======== Data shown

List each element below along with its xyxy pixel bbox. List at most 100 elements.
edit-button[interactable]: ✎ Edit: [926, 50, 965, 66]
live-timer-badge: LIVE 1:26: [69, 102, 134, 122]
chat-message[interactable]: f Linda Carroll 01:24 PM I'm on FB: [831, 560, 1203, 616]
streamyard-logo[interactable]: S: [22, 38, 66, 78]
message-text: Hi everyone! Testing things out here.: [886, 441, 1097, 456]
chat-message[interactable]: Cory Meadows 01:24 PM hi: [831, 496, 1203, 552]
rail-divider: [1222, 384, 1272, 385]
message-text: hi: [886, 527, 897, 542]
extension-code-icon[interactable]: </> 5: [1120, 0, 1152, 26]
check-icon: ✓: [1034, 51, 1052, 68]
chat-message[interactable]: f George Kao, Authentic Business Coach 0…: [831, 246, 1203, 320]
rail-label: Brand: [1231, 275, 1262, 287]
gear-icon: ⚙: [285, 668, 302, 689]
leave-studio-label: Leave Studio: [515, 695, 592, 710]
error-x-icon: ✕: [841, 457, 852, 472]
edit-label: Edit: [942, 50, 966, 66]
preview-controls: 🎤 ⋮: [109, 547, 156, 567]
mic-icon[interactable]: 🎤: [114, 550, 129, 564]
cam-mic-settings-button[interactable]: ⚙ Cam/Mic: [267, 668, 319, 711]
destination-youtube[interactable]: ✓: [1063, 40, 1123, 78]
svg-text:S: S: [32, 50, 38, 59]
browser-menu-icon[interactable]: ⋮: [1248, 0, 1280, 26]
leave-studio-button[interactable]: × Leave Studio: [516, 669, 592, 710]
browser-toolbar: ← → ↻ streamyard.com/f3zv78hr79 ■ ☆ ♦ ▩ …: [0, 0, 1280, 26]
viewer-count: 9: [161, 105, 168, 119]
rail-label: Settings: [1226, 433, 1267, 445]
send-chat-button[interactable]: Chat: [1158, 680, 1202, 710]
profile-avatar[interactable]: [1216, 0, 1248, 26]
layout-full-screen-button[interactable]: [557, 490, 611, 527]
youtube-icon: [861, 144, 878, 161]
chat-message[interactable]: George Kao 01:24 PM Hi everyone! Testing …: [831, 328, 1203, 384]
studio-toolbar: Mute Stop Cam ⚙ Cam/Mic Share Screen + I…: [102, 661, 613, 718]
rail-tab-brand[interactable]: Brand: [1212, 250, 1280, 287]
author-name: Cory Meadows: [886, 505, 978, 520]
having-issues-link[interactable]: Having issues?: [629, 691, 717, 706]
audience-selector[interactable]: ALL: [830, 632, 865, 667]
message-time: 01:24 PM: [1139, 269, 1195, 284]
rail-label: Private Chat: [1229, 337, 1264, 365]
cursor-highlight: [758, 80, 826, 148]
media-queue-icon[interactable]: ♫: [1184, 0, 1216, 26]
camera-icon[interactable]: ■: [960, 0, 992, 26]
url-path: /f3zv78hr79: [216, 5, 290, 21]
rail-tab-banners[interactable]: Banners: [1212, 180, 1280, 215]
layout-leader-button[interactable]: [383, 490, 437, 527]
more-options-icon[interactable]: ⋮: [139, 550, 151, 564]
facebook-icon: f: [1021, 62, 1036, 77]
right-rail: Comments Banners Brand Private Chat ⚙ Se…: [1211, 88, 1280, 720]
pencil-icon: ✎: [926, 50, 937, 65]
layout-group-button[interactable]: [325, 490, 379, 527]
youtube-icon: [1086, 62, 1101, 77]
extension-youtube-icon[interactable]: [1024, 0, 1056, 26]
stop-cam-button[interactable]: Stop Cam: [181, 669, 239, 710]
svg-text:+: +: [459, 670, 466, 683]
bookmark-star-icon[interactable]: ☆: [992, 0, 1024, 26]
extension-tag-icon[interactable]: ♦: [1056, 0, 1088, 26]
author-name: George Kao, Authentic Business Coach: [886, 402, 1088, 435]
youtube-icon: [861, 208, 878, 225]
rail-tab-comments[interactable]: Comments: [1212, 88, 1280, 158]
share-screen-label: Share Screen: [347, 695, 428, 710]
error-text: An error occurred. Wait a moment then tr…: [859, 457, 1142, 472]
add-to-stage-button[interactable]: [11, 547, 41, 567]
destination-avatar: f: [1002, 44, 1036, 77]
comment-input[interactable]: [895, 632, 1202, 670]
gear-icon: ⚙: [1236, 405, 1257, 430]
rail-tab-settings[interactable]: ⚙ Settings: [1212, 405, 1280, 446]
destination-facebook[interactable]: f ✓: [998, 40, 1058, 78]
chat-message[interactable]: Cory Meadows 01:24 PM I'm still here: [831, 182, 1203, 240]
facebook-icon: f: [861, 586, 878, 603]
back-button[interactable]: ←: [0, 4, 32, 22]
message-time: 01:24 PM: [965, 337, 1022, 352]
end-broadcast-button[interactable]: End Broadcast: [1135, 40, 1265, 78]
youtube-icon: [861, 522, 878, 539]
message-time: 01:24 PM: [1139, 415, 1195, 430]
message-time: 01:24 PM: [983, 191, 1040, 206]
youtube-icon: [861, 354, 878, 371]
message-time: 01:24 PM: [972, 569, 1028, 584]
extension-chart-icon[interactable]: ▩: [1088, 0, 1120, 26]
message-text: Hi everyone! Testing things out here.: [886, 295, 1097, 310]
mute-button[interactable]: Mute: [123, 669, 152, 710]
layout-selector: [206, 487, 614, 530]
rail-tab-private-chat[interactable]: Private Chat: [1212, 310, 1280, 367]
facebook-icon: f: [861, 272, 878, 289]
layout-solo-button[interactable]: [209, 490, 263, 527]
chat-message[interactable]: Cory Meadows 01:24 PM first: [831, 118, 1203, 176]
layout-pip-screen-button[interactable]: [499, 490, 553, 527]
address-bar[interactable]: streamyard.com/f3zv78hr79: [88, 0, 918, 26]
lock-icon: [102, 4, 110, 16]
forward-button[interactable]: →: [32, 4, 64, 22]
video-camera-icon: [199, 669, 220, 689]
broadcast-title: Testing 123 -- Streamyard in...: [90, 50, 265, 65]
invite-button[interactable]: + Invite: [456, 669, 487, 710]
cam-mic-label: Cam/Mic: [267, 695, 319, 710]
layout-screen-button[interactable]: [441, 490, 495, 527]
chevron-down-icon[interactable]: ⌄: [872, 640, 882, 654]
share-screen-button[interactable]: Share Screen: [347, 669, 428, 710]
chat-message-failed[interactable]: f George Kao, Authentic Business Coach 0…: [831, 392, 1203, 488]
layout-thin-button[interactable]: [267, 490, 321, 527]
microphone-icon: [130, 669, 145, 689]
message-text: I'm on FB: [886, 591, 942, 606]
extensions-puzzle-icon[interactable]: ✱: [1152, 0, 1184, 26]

================

Retype the listing above line for line, without changing anything.

§ **Output for this task**
List each element below along with its xyxy pixel bbox. List at most 100 elements.
edit-button[interactable]: ✎ Edit: [926, 50, 965, 66]
live-timer-badge: LIVE 1:26: [69, 102, 134, 122]
chat-message[interactable]: f Linda Carroll 01:24 PM I'm on FB: [831, 560, 1203, 616]
streamyard-logo[interactable]: S: [22, 38, 66, 78]
message-text: Hi everyone! Testing things out here.: [886, 441, 1097, 456]
chat-message[interactable]: Cory Meadows 01:24 PM hi: [831, 496, 1203, 552]
rail-divider: [1222, 384, 1272, 385]
message-text: hi: [886, 527, 897, 542]
extension-code-icon[interactable]: </> 5: [1120, 0, 1152, 26]
check-icon: ✓: [1034, 51, 1052, 68]
chat-message[interactable]: f George Kao, Authentic Business Coach 0…: [831, 246, 1203, 320]
rail-label: Brand: [1231, 275, 1262, 287]
gear-icon: ⚙: [285, 668, 302, 689]
leave-studio-label: Leave Studio: [515, 695, 592, 710]
error-x-icon: ✕: [841, 457, 852, 472]
edit-label: Edit: [942, 50, 966, 66]
preview-controls: 🎤 ⋮: [109, 547, 156, 567]
mic-icon[interactable]: 🎤: [114, 550, 129, 564]
cam-mic-settings-button[interactable]: ⚙ Cam/Mic: [267, 668, 319, 711]
destination-youtube[interactable]: ✓: [1063, 40, 1123, 78]
svg-text:S: S: [32, 50, 38, 59]
browser-menu-icon[interactable]: ⋮: [1248, 0, 1280, 26]
leave-studio-button[interactable]: × Leave Studio: [516, 669, 592, 710]
browser-toolbar: ← → ↻ streamyard.com/f3zv78hr79 ■ ☆ ♦ ▩ …: [0, 0, 1280, 26]
viewer-count: 9: [161, 105, 168, 119]
rail-label: Settings: [1226, 433, 1267, 445]
send-chat-button[interactable]: Chat: [1158, 680, 1202, 710]
profile-avatar[interactable]: [1216, 0, 1248, 26]
layout-full-screen-button[interactable]: [557, 490, 611, 527]
youtube-icon: [861, 144, 878, 161]
chat-message[interactable]: George Kao 01:24 PM Hi everyone! Testing …: [831, 328, 1203, 384]
studio-toolbar: Mute Stop Cam ⚙ Cam/Mic Share Screen + I…: [102, 661, 613, 718]
rail-tab-brand[interactable]: Brand: [1212, 250, 1280, 287]
author-name: Cory Meadows: [886, 505, 978, 520]
having-issues-link[interactable]: Having issues?: [629, 691, 717, 706]
audience-selector[interactable]: ALL: [830, 632, 865, 667]
message-time: 01:24 PM: [1139, 269, 1195, 284]
rail-label: Private Chat: [1229, 337, 1264, 365]
cursor-highlight: [758, 80, 826, 148]
media-queue-icon[interactable]: ♫: [1184, 0, 1216, 26]
camera-icon[interactable]: ■: [960, 0, 992, 26]
url-path: /f3zv78hr79: [216, 5, 290, 21]
rail-tab-banners[interactable]: Banners: [1212, 180, 1280, 215]
layout-leader-button[interactable]: [383, 490, 437, 527]
more-options-icon[interactable]: ⋮: [139, 550, 151, 564]
facebook-icon: f: [1021, 62, 1036, 77]
right-rail: Comments Banners Brand Private Chat ⚙ Se…: [1211, 88, 1280, 720]
pencil-icon: ✎: [926, 50, 937, 65]
layout-group-button[interactable]: [325, 490, 379, 527]
youtube-icon: [1086, 62, 1101, 77]
extension-youtube-icon[interactable]: [1024, 0, 1056, 26]
stop-cam-button[interactable]: Stop Cam: [181, 669, 239, 710]
svg-text:+: +: [459, 670, 466, 683]
bookmark-star-icon[interactable]: ☆: [992, 0, 1024, 26]
extension-tag-icon[interactable]: ♦: [1056, 0, 1088, 26]
author-name: George Kao, Authentic Business Coach: [886, 402, 1088, 435]
youtube-icon: [861, 208, 878, 225]
rail-tab-comments[interactable]: Comments: [1212, 88, 1280, 158]
share-screen-label: Share Screen: [347, 695, 428, 710]
error-text: An error occurred. Wait a moment then tr…: [859, 457, 1142, 472]
add-to-stage-button[interactable]: [11, 547, 41, 567]
destination-avatar: f: [1002, 44, 1036, 77]
comment-input[interactable]: [895, 632, 1202, 670]
gear-icon: ⚙: [1236, 405, 1257, 430]
rail-tab-settings[interactable]: ⚙ Settings: [1212, 405, 1280, 446]
destination-facebook[interactable]: f ✓: [998, 40, 1058, 78]
chat-message[interactable]: Cory Meadows 01:24 PM I'm still here: [831, 182, 1203, 240]
facebook-icon: f: [861, 586, 878, 603]
back-button[interactable]: ←: [0, 4, 32, 22]
message-time: 01:24 PM: [965, 337, 1022, 352]
end-broadcast-button[interactable]: End Broadcast: [1135, 40, 1265, 78]
youtube-icon: [861, 522, 878, 539]
message-time: 01:24 PM: [1139, 415, 1195, 430]
message-time: 01:24 PM: [983, 191, 1040, 206]
youtube-icon: [861, 354, 878, 371]
message-time: 01:24 PM: [972, 569, 1028, 584]
extension-chart-icon[interactable]: ▩: [1088, 0, 1120, 26]
message-text: Hi everyone! Testing things out here.: [886, 295, 1097, 310]
mute-button[interactable]: Mute: [123, 669, 152, 710]
layout-selector: [206, 487, 614, 530]
rail-tab-private-chat[interactable]: Private Chat: [1212, 310, 1280, 367]
facebook-icon: f: [861, 272, 878, 289]
layout-solo-button[interactable]: [209, 490, 263, 527]
chat-message[interactable]: Cory Meadows 01:24 PM first: [831, 118, 1203, 176]
layout-pip-screen-button[interactable]: [499, 490, 553, 527]
address-bar[interactable]: streamyard.com/f3zv78hr79: [88, 0, 918, 26]
lock-icon: [102, 4, 110, 16]
forward-button[interactable]: →: [32, 4, 64, 22]
video-camera-icon: [199, 669, 220, 689]
broadcast-title: Testing 123 -- Streamyard in...: [90, 50, 265, 65]
invite-button[interactable]: + Invite: [456, 669, 487, 710]
cam-mic-label: Cam/Mic: [267, 695, 319, 710]
layout-screen-button[interactable]: [441, 490, 495, 527]
chevron-down-icon[interactable]: ⌄: [872, 640, 882, 654]
share-screen-button[interactable]: Share Screen: [347, 669, 428, 710]
chat-message-failed[interactable]: f George Kao, Authentic Business Coach 0…: [831, 392, 1203, 488]
layout-thin-button[interactable]: [267, 490, 321, 527]
microphone-icon: [130, 669, 145, 689]
message-text: I'm on FB: [886, 591, 942, 606]
extensions-puzzle-icon[interactable]: ✱: [1152, 0, 1184, 26]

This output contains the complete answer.